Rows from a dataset
┌──
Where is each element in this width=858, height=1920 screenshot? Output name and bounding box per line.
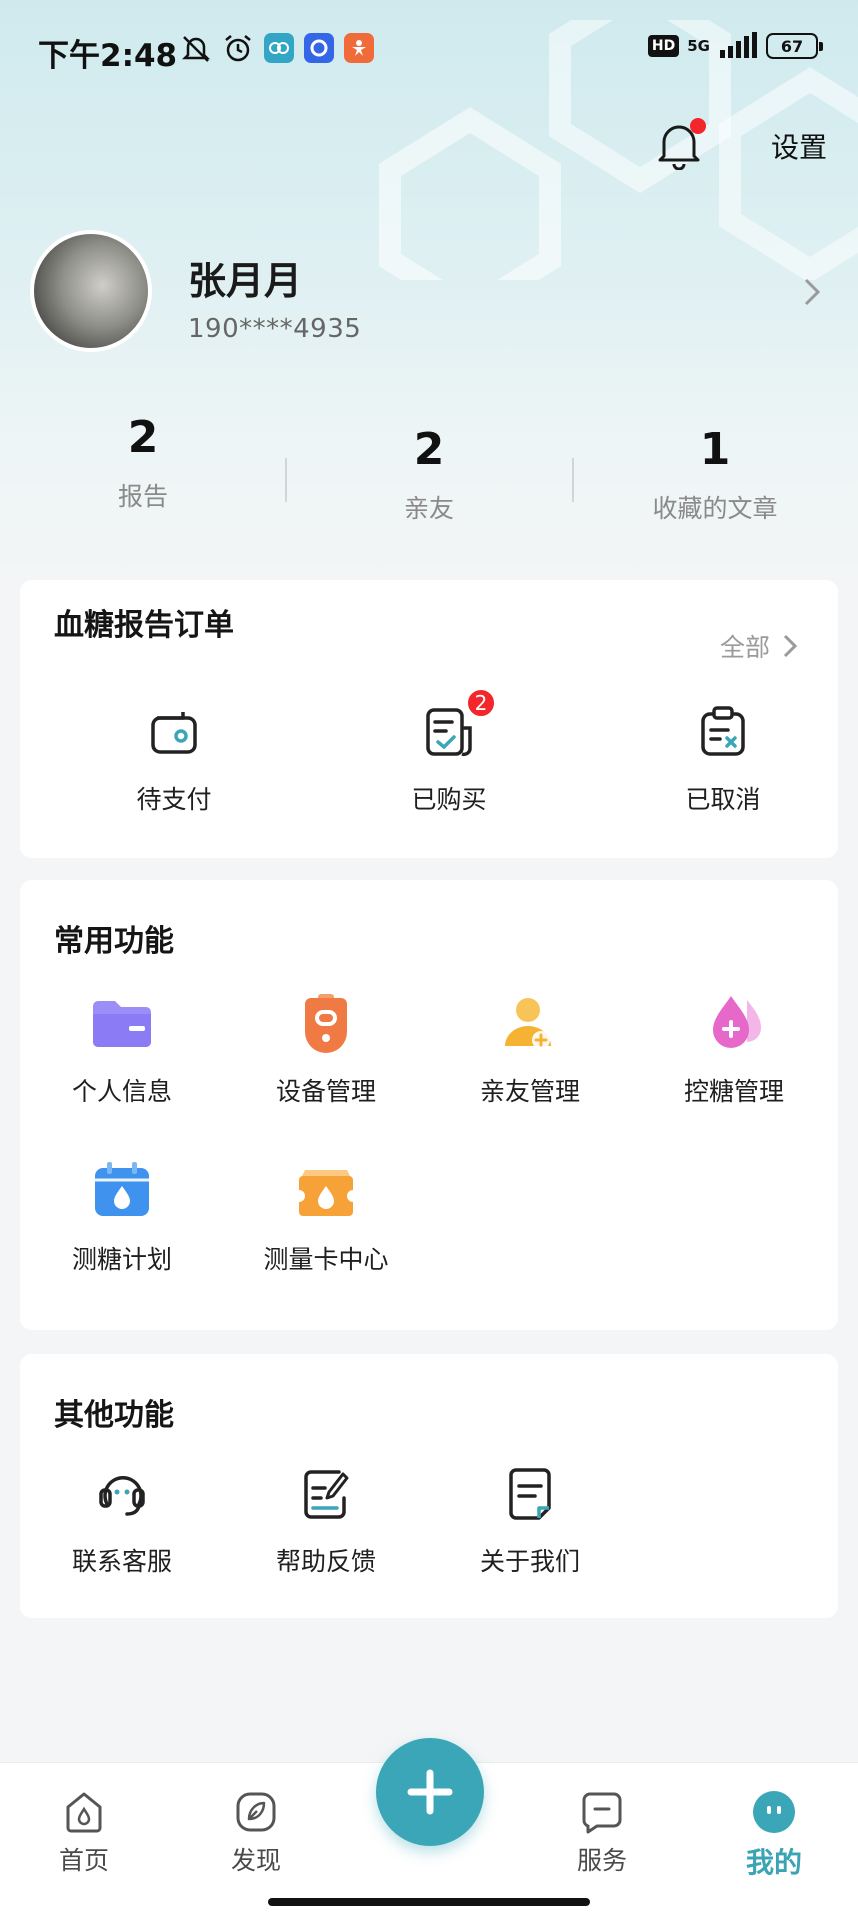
function-label: 关于我们 — [479, 1547, 580, 1576]
stat-label: 报告 — [117, 482, 168, 511]
function-glucose-control[interactable]: 控糖管理 — [632, 988, 836, 1108]
nav-label: 首页 — [58, 1846, 109, 1875]
function-label: 联系客服 — [71, 1547, 172, 1576]
signal-icon — [720, 32, 757, 58]
settings-button[interactable]: 设置 — [771, 126, 827, 166]
nav-service[interactable]: 服务 — [542, 1787, 662, 1877]
chevron-right-icon — [783, 634, 798, 658]
nav-label: 服务 — [576, 1846, 627, 1875]
stat-reports[interactable]: 2 报告 — [0, 412, 286, 513]
about-icon — [509, 1468, 551, 1520]
stat-favorites[interactable]: 1 收藏的文章 — [572, 424, 858, 525]
nav-label: 发现 — [230, 1846, 281, 1875]
my-icon — [753, 1791, 795, 1833]
device-icon — [305, 994, 347, 1053]
stat-label: 收藏的文章 — [652, 494, 778, 523]
status-bar: 下午2:48 HD 5G 67 — [0, 0, 858, 100]
orders-title: 血糖报告订单 — [54, 608, 234, 643]
cancelled-clipboard-icon — [701, 706, 745, 756]
function-label: 测量卡中心 — [263, 1245, 389, 1274]
common-functions-title: 常用功能 — [54, 924, 174, 959]
add-friend-icon — [505, 998, 551, 1049]
function-label: 控糖管理 — [683, 1077, 784, 1106]
app-notification-icon — [344, 33, 374, 63]
function-label: 设备管理 — [275, 1077, 376, 1106]
stat-value: 1 — [699, 424, 731, 475]
battery-icon: 67 — [766, 33, 823, 59]
calendar-drop-icon — [95, 1162, 149, 1216]
user-name[interactable]: 张月月 — [188, 250, 302, 305]
nav-discover[interactable]: 发现 — [196, 1787, 316, 1877]
nav-label: 我的 — [745, 1846, 802, 1879]
order-cancelled[interactable]: 已取消 — [621, 696, 825, 816]
notification-dot — [690, 118, 706, 134]
function-friends-management[interactable]: 亲友管理 — [428, 988, 632, 1108]
nav-home[interactable]: 首页 — [24, 1787, 144, 1877]
alarm-icon — [225, 35, 251, 62]
app-notification-icon — [264, 33, 294, 63]
service-icon — [582, 1792, 622, 1834]
stat-label: 亲友 — [403, 494, 454, 523]
other-functions-title: 其他功能 — [54, 1398, 174, 1433]
stat-friends[interactable]: 2 亲友 — [286, 424, 572, 525]
home-icon — [66, 1792, 102, 1833]
user-phone: 190****4935 — [188, 314, 362, 344]
stats-bar: 2 报告 2 亲友 1 收藏的文章 — [0, 400, 858, 550]
other-functions-card: 其他功能 联系客服 帮助反馈 关于我们 — [20, 1354, 838, 1618]
order-purchased[interactable]: 2 已购买 — [347, 688, 551, 816]
view-all-orders-button[interactable]: 全部 — [720, 628, 798, 664]
function-measure-card-center[interactable]: 测量卡中心 — [224, 1156, 428, 1276]
folder-icon — [93, 1001, 151, 1047]
stat-value: 2 — [127, 412, 159, 463]
avatar[interactable] — [30, 230, 152, 352]
function-label: 亲友管理 — [479, 1077, 580, 1106]
other-customer-service[interactable]: 联系客服 — [20, 1458, 224, 1578]
order-label: 已取消 — [685, 785, 761, 814]
function-glucose-plan[interactable]: 测糖计划 — [20, 1156, 224, 1276]
other-help-feedback[interactable]: 帮助反馈 — [224, 1458, 428, 1578]
add-record-button[interactable] — [376, 1738, 484, 1846]
customer-service-icon — [99, 1476, 145, 1516]
status-icons-left — [180, 32, 374, 64]
feedback-icon — [304, 1470, 349, 1519]
order-pending-payment[interactable]: 待支付 — [72, 696, 276, 816]
function-personal-info[interactable]: 个人信息 — [20, 988, 224, 1108]
function-label: 个人信息 — [71, 1077, 172, 1106]
mute-icon — [181, 36, 211, 62]
function-device-management[interactable]: 设备管理 — [224, 988, 428, 1108]
other-about-us[interactable]: 关于我们 — [428, 1458, 632, 1578]
app-notification-icon — [304, 33, 334, 63]
chevron-right-icon[interactable] — [800, 272, 824, 312]
common-functions-card: 常用功能 个人信息 设备管理 亲友管理 控糖管理 测糖计划 测量卡中心 — [20, 880, 838, 1330]
function-label: 帮助反馈 — [275, 1547, 376, 1576]
stat-value: 2 — [413, 424, 445, 475]
home-indicator[interactable] — [268, 1898, 590, 1906]
status-icons-right: HD 5G 67 — [647, 32, 823, 60]
function-label: 测糖计划 — [71, 1245, 172, 1274]
orders-card: 血糖报告订单 全部 待支付 2 已购买 已取消 — [20, 580, 838, 858]
hd-badge: HD — [647, 35, 680, 57]
nav-my[interactable]: 我的 — [714, 1787, 834, 1881]
order-label: 待支付 — [136, 785, 212, 814]
measure-card-icon — [299, 1170, 353, 1216]
view-all-label: 全部 — [719, 633, 770, 662]
discover-icon — [236, 1792, 276, 1832]
plus-icon — [407, 1769, 453, 1815]
network-type: 5G — [687, 37, 710, 55]
status-time: 下午2:48 — [38, 38, 178, 74]
wallet-icon — [151, 712, 197, 754]
purchased-count-badge: 2 — [466, 688, 496, 718]
order-label: 已购买 — [411, 785, 487, 814]
blood-drop-icon — [713, 996, 761, 1048]
battery-level: 67 — [780, 36, 804, 56]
└──
WRITTEN TASK: Copy out everything in the listing from the line containing "function-label: 关于我们 — [479, 1547, 580, 1576]" down to the line containing "nav-service[interactable]: 服务 —", both of those lines included.

RESULT FOR THIS EXERCISE:
function-label: 关于我们 — [479, 1547, 580, 1576]
stat-label: 报告 — [117, 482, 168, 511]
function-glucose-control[interactable]: 控糖管理 — [632, 988, 836, 1108]
nav-label: 首页 — [58, 1846, 109, 1875]
function-label: 联系客服 — [71, 1547, 172, 1576]
signal-icon — [720, 32, 757, 58]
settings-button[interactable]: 设置 — [771, 126, 827, 166]
nav-service[interactable]: 服务 — [542, 1787, 662, 1877]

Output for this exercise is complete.